Problem: Each entry must be reproduced precisely as it stands.

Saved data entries
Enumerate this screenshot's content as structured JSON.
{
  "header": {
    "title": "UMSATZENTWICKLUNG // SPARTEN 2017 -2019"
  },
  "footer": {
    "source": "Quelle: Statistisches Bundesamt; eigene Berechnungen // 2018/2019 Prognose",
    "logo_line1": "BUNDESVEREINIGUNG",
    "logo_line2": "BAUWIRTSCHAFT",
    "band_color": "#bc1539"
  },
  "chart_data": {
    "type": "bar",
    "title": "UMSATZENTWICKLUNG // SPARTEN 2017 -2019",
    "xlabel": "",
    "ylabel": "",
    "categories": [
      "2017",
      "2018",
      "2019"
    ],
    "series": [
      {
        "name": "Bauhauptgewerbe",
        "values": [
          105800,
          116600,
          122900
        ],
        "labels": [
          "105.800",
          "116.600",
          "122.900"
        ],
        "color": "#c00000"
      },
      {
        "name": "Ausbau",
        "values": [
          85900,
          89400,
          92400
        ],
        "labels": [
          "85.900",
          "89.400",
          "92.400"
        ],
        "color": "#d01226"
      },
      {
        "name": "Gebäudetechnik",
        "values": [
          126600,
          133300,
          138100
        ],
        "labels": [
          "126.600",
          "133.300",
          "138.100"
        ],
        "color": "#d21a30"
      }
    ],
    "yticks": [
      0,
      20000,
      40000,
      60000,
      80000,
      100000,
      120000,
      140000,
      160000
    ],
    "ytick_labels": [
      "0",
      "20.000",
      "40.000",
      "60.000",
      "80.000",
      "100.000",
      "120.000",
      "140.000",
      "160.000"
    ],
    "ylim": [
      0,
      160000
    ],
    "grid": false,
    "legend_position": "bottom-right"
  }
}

Problem solution:
Enumerate this screenshot's content as structured JSON.
{
  "header": {
    "title": "UMSATZENTWICKLUNG // SPARTEN 2017 -2019"
  },
  "footer": {
    "source": "Quelle: Statistisches Bundesamt; eigene Berechnungen // 2018/2019 Prognose",
    "logo_line1": "BUNDESVEREINIGUNG",
    "logo_line2": "BAUWIRTSCHAFT",
    "band_color": "#bc1539"
  },
  "chart_data": {
    "type": "bar",
    "title": "UMSATZENTWICKLUNG // SPARTEN 2017 -2019",
    "xlabel": "",
    "ylabel": "",
    "categories": [
      "2017",
      "2018",
      "2019"
    ],
    "series": [
      {
        "name": "Bauhauptgewerbe",
        "values": [
          105800,
          116600,
          122900
        ],
        "labels": [
          "105.800",
          "116.600",
          "122.900"
        ],
        "color": "#c00000"
      },
      {
        "name": "Ausbau",
        "values": [
          85900,
          89400,
          92400
        ],
        "labels": [
          "85.900",
          "89.400",
          "92.400"
        ],
        "color": "#d01226"
      },
      {
        "name": "Gebäudetechnik",
        "values": [
          126600,
          133300,
          138100
        ],
        "labels": [
          "126.600",
          "133.300",
          "138.100"
        ],
        "color": "#d21a30"
      }
    ],
    "yticks": [
      0,
      20000,
      40000,
      60000,
      80000,
      100000,
      120000,
      140000,
      160000
    ],
    "ytick_labels": [
      "0",
      "20.000",
      "40.000",
      "60.000",
      "80.000",
      "100.000",
      "120.000",
      "140.000",
      "160.000"
    ],
    "ylim": [
      0,
      160000
    ],
    "grid": false,
    "legend_position": "bottom-right"
  }
}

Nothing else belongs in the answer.